Information given
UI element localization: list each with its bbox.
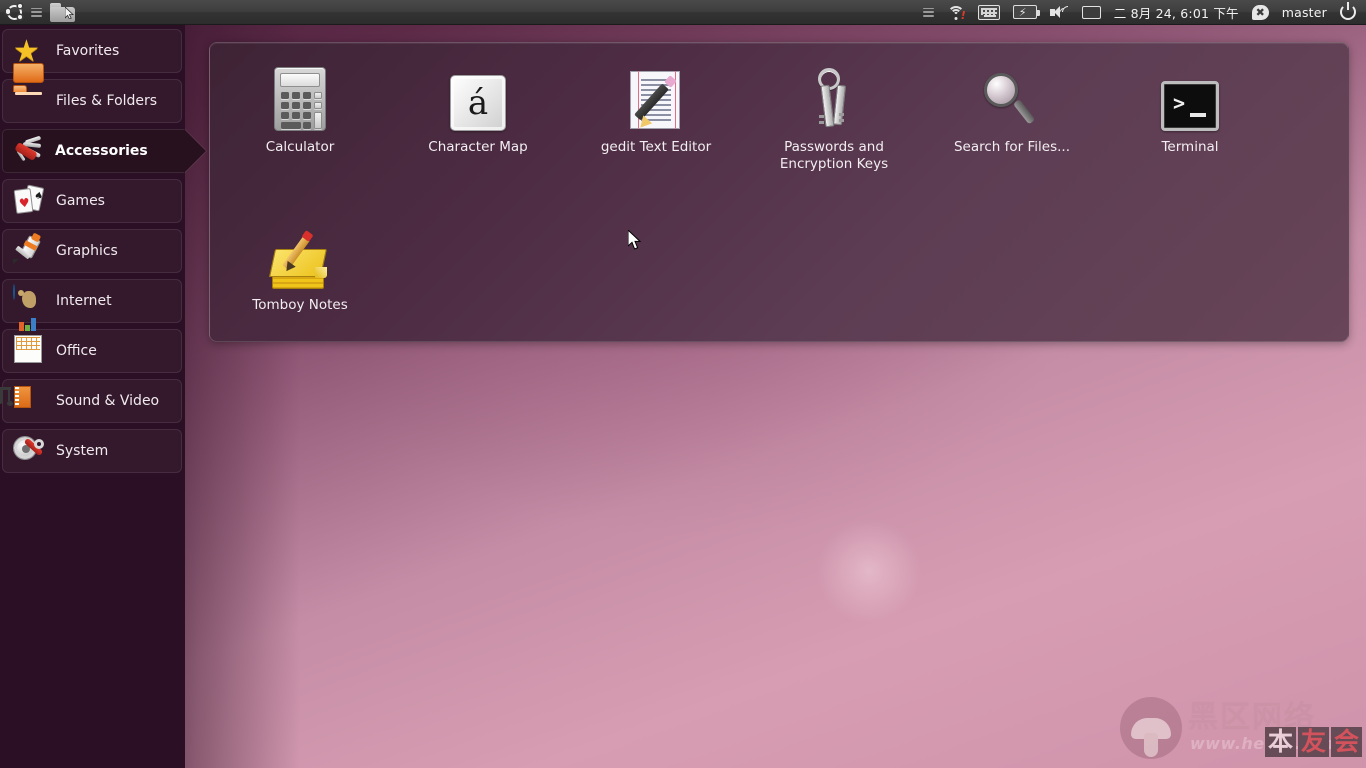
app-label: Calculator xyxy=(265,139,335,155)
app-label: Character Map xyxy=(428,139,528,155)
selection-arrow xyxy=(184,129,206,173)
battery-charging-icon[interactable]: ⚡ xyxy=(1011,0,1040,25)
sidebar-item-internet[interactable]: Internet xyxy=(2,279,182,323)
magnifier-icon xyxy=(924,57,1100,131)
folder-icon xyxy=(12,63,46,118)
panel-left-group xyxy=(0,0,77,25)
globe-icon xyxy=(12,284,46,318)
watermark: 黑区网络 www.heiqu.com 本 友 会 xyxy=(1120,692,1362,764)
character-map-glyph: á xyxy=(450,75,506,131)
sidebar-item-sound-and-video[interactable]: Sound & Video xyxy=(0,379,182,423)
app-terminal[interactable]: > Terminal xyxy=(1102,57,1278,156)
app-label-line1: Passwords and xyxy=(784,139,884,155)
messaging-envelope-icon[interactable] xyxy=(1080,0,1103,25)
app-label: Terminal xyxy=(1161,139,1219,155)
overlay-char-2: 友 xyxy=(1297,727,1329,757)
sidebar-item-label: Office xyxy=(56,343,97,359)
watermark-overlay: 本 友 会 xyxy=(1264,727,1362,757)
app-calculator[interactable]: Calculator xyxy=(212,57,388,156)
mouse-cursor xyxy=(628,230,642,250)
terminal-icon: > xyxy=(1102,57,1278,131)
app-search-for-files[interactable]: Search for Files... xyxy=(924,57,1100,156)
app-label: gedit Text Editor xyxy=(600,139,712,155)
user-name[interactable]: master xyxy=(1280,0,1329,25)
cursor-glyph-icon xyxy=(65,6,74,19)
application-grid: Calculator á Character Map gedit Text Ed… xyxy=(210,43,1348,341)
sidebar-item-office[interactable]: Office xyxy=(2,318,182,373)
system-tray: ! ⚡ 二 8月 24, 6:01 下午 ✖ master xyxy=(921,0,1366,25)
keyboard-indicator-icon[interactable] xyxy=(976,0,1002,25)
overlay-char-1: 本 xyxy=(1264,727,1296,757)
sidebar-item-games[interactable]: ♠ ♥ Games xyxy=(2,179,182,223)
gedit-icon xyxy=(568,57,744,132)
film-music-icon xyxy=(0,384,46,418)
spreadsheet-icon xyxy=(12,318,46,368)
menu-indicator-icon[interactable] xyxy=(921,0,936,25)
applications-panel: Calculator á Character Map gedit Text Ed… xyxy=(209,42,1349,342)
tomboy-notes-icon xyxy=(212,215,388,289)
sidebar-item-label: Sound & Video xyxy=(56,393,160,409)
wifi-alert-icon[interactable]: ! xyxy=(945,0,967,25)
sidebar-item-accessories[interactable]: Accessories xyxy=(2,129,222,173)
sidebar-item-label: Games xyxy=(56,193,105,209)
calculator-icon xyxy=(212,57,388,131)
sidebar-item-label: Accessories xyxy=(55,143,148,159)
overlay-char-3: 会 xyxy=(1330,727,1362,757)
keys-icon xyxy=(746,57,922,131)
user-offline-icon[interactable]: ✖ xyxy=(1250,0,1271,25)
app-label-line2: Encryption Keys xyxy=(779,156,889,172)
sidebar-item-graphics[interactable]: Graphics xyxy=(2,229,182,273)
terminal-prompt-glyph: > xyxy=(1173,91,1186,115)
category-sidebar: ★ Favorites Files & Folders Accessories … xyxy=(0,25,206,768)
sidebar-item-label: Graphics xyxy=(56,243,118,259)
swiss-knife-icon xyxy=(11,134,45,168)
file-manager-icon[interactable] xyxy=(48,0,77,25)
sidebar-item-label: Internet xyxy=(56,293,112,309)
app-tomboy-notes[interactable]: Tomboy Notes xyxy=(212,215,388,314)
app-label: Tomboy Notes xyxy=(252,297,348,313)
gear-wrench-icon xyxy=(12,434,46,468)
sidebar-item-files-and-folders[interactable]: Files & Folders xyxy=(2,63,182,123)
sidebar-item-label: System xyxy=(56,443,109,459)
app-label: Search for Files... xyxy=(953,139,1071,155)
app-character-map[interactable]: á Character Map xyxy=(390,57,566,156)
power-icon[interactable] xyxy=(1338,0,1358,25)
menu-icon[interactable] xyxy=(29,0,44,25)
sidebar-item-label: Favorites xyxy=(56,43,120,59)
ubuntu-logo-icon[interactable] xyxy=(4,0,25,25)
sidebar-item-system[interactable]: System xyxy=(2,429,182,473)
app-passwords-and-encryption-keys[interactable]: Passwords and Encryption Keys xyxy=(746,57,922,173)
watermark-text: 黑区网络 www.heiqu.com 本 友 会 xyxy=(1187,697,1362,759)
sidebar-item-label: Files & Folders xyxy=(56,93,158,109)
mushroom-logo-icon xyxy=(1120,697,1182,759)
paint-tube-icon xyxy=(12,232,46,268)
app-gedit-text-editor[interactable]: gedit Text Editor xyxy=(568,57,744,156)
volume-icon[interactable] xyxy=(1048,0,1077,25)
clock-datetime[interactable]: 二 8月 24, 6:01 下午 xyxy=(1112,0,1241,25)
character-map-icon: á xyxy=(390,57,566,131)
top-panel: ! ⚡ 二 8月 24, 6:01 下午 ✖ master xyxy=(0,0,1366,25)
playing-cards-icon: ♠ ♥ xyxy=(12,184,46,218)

* * *

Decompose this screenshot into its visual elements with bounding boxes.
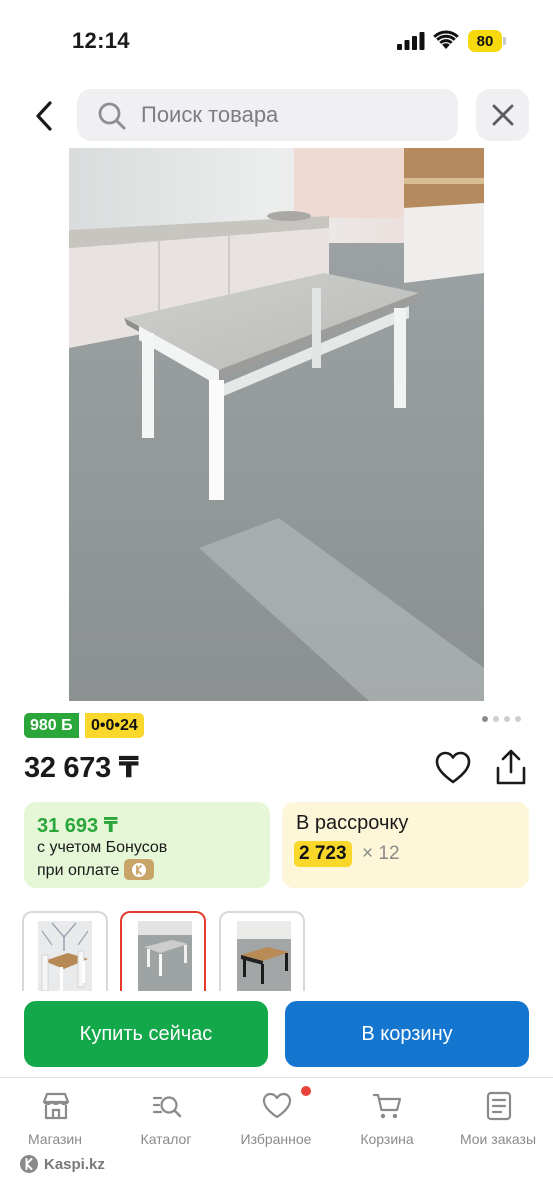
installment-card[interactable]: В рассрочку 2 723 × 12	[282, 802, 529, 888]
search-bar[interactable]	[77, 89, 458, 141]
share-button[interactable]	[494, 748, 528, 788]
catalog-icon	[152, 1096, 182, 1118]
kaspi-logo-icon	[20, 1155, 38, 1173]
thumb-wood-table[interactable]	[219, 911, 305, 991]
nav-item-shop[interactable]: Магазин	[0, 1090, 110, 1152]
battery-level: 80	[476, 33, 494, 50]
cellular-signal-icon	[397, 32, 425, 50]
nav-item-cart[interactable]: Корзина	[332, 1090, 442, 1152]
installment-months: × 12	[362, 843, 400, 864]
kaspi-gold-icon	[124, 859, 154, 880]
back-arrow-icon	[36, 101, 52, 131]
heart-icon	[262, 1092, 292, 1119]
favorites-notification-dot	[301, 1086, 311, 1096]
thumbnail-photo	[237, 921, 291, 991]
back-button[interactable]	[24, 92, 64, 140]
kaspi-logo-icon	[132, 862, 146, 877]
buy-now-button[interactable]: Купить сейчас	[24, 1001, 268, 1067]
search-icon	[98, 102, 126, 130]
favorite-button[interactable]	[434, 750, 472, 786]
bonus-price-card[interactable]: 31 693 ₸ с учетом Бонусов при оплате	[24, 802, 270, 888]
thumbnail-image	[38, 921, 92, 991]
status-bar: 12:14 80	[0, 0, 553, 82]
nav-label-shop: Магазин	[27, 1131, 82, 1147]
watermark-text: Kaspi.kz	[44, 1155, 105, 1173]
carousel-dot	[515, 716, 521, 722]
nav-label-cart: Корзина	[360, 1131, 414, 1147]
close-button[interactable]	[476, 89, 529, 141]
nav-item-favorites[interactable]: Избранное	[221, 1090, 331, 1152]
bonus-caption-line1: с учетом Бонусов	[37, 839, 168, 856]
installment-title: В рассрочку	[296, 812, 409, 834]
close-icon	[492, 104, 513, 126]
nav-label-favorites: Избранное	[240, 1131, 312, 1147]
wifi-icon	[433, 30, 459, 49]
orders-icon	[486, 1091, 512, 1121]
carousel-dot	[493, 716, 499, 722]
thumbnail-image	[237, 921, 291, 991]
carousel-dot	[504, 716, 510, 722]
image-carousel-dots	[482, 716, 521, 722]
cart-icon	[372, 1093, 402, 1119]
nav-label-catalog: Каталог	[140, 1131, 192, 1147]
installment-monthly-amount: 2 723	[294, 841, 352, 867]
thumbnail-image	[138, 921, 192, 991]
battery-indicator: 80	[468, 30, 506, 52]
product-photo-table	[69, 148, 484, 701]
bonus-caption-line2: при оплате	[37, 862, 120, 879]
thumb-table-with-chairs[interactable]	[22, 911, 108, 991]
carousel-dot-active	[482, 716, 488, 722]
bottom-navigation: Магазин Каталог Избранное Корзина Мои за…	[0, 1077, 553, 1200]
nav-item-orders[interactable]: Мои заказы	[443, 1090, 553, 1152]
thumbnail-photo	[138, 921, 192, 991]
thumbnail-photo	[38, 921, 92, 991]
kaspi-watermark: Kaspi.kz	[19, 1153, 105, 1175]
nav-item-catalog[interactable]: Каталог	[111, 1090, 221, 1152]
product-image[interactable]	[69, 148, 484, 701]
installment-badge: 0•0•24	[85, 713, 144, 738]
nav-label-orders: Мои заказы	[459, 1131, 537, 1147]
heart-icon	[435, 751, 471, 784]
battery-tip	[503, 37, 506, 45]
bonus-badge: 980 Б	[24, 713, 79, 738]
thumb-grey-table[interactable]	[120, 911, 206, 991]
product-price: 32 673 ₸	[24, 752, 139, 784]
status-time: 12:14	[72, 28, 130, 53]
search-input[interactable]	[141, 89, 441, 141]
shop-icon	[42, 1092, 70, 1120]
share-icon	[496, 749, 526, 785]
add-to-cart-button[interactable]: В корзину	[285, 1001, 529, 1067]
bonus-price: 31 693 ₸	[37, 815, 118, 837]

Exercise instructions
Copy out the records from the line with "app-label: Calculator xyxy=(265,139,335,155)" to the line with "cursor-glyph-icon xyxy=(65,6,74,19)", reproducing each line verbatim.

Full answer
app-label: Calculator xyxy=(265,139,335,155)
app-label: Character Map xyxy=(428,139,528,155)
selection-arrow xyxy=(184,129,206,173)
battery-charging-icon[interactable]: ⚡ xyxy=(1011,0,1040,25)
sidebar-item-internet[interactable]: Internet xyxy=(2,279,182,323)
magnifier-icon xyxy=(924,57,1100,131)
folder-icon xyxy=(12,63,46,118)
panel-left-group xyxy=(0,0,77,25)
globe-icon xyxy=(12,284,46,318)
watermark: 黑区网络 www.heiqu.com 本 友 会 xyxy=(1120,692,1362,764)
character-map-glyph: á xyxy=(450,75,506,131)
sidebar-item-sound-and-video[interactable]: Sound & Video xyxy=(0,379,182,423)
app-terminal[interactable]: > Terminal xyxy=(1102,57,1278,156)
app-label-line1: Passwords and xyxy=(784,139,884,155)
messaging-envelope-icon[interactable] xyxy=(1080,0,1103,25)
app-label: Terminal xyxy=(1161,139,1219,155)
overlay-char-2: 友 xyxy=(1297,727,1329,757)
sidebar-item-label: Office xyxy=(56,343,97,359)
watermark-overlay: 本 友 会 xyxy=(1264,727,1362,757)
app-calculator[interactable]: Calculator xyxy=(212,57,388,156)
mouse-cursor xyxy=(628,230,642,250)
terminal-icon: > xyxy=(1102,57,1278,131)
app-search-for-files[interactable]: Search for Files... xyxy=(924,57,1100,156)
app-label: gedit Text Editor xyxy=(600,139,712,155)
user-name[interactable]: master xyxy=(1280,0,1329,25)
cursor-glyph-icon xyxy=(65,6,74,19)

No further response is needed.